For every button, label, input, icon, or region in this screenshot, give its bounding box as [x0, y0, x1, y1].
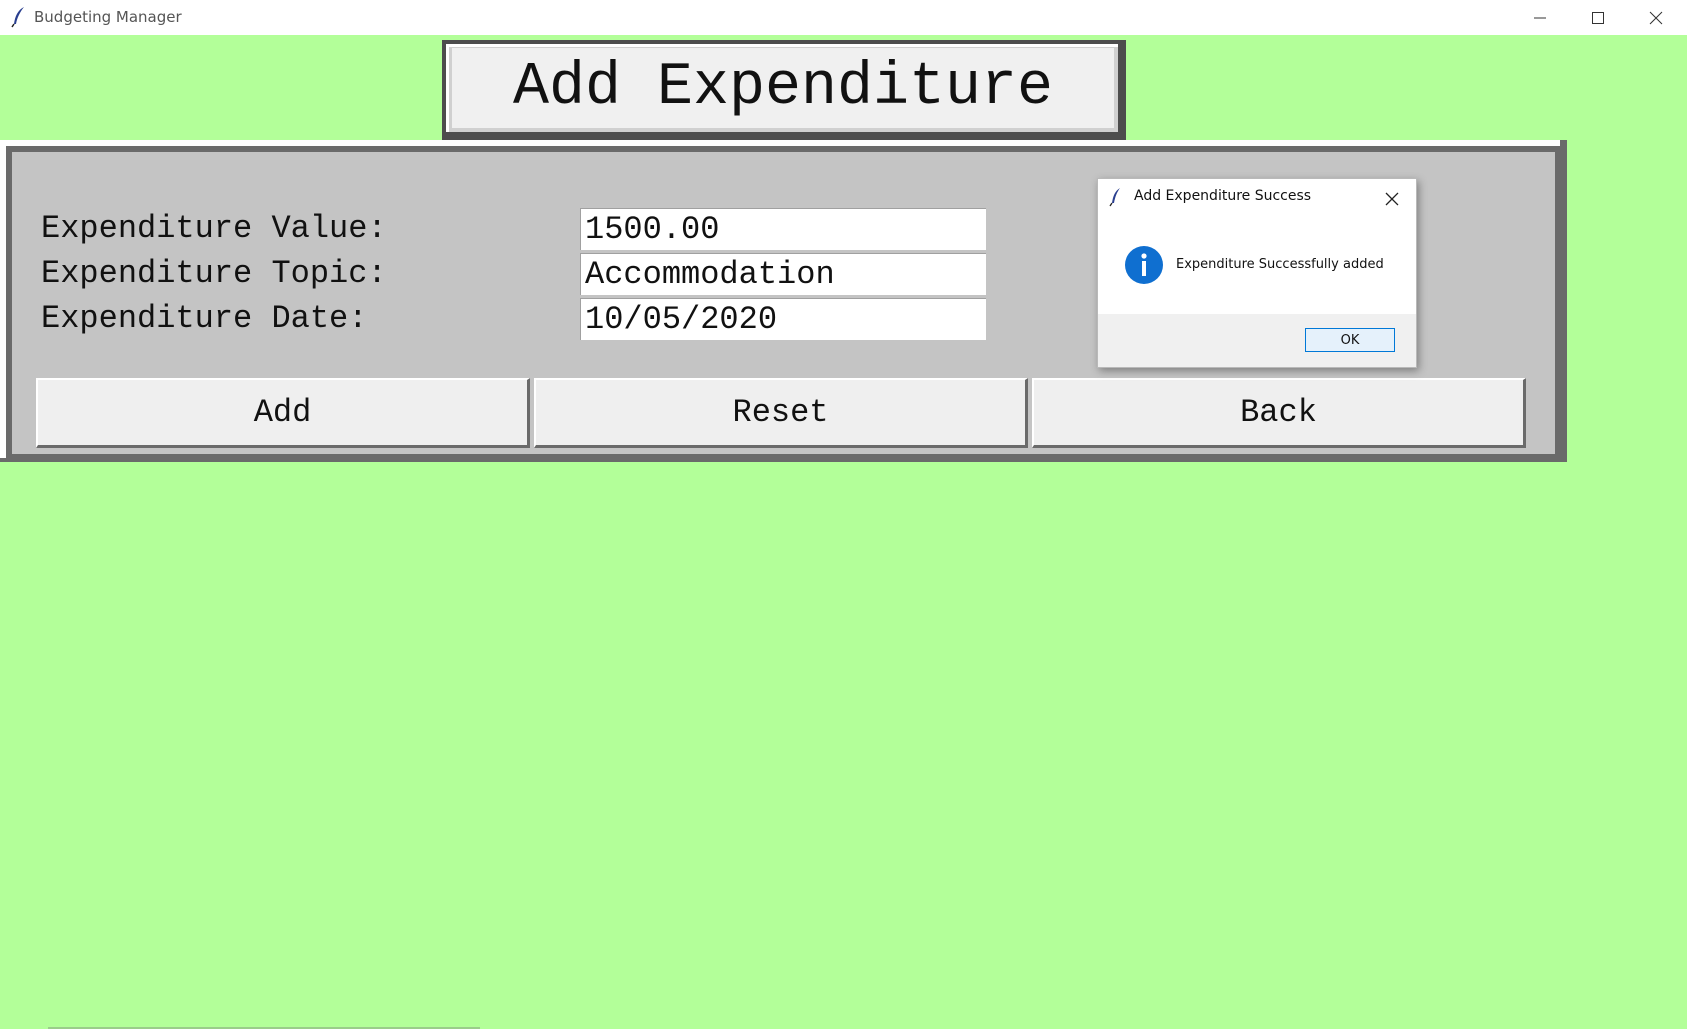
minimize-icon	[1534, 17, 1546, 18]
expenditure-value-input[interactable]	[580, 208, 986, 250]
info-icon	[1124, 245, 1164, 285]
expenditure-topic-label: Expenditure Topic:	[41, 255, 387, 292]
add-button[interactable]: Add	[36, 378, 530, 448]
page-title: Add Expenditure	[452, 48, 1114, 128]
close-icon	[1649, 11, 1663, 24]
ok-button[interactable]: OK	[1305, 328, 1395, 352]
maximize-button[interactable]	[1570, 0, 1626, 35]
success-dialog: Add Expenditure Success Expenditure Succ…	[1097, 178, 1417, 368]
close-button[interactable]	[1628, 0, 1684, 35]
expenditure-date-input[interactable]	[580, 298, 986, 340]
expenditure-date-label: Expenditure Date:	[41, 300, 368, 337]
dialog-title: Add Expenditure Success	[1134, 188, 1312, 204]
window-titlebar: Budgeting Manager	[0, 0, 1687, 35]
close-icon	[1385, 192, 1399, 206]
minimize-button[interactable]	[1512, 0, 1568, 35]
back-button[interactable]: Back	[1032, 378, 1526, 448]
dialog-message: Expenditure Successfully added	[1176, 257, 1384, 272]
maximize-icon	[1592, 11, 1604, 24]
expenditure-topic-input[interactable]	[580, 253, 986, 295]
dialog-footer: OK	[1098, 314, 1416, 367]
dialog-close-button[interactable]	[1380, 187, 1404, 211]
feather-icon	[10, 6, 28, 28]
window-title: Budgeting Manager	[34, 8, 182, 26]
reset-button[interactable]: Reset	[534, 378, 1028, 448]
header-box: Add Expenditure	[442, 40, 1126, 140]
expenditure-value-label: Expenditure Value:	[41, 210, 387, 247]
feather-icon	[1109, 187, 1123, 207]
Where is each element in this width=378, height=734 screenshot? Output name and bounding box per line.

***

▶ _GIVEN PROBLEM_: Express every line of the records above as a Markdown table with two columns, Row for the row number and Line for the text of that line. Skip blank lines and leave the pictures out of the table.

▶ _OUTPUT_:
| Row | Line |
|---|---|
| 1 | For every button, label, input, icon, or region in this screenshot, give its bounding box as [x0, y0, x1, y1]. |
| 2 | minimize-icon	[1534, 17, 1546, 18] |
| 3 | expenditure-value-input[interactable]	[580, 208, 986, 250] |
| 4 | info-icon	[1124, 245, 1164, 285] |
| 5 | expenditure-topic-label: Expenditure Topic:	[41, 255, 387, 292] |
| 6 | add-button[interactable]: Add	[36, 378, 530, 448] |
| 7 | page-title: Add Expenditure	[452, 48, 1114, 128] |
| 8 | close-icon	[1649, 11, 1663, 24] |
| 9 | ok-button[interactable]: OK	[1305, 328, 1395, 352] |
| 10 | maximize-button[interactable]	[1570, 0, 1626, 35] |
| 11 | success-dialog: Add Expenditure Success Expenditure Succ…	[1097, 178, 1417, 368] |
| 12 | close-button[interactable]	[1628, 0, 1684, 35] |
| 13 | expenditure-date-input[interactable]	[580, 298, 986, 340] |
| 14 | expenditure-date-label: Expenditure Date:	[41, 300, 368, 337] |
| 15 | dialog-title: Add Expenditure Success	[1134, 188, 1312, 204] |
| 16 | window-titlebar: Budgeting Manager	[0, 0, 1687, 35] |
| 17 | close-icon	[1385, 192, 1399, 206] |
| 18 | minimize-button[interactable]	[1512, 0, 1568, 35] |
| 19 | back-button[interactable]: Back	[1032, 378, 1526, 448] |
| 20 | dialog-message: Expenditure Successfully added	[1176, 257, 1384, 272] |
| 21 | maximize-icon	[1592, 11, 1604, 24] |
| 22 | expenditure-topic-input[interactable]	[580, 253, 986, 295] |
| 23 | dialog-footer: OK	[1098, 314, 1416, 367] |
| 24 | dialog-close-button[interactable]	[1380, 187, 1404, 211] |
| 25 | feather-icon	[10, 6, 28, 28] |
| 26 | window-title: Budgeting Manager	[34, 8, 182, 26] |
| 27 | reset-button[interactable]: Reset	[534, 378, 1028, 448] |
| 28 | header-box: Add Expenditure	[442, 40, 1126, 140] |
| 29 | expenditure-value-label: Expenditure Value:	[41, 210, 387, 247] |
| 30 | feather-icon	[1109, 187, 1123, 207] |
| 31 | Where is each element in this width=378, height=734 screenshot? Output name and bounding box per line. |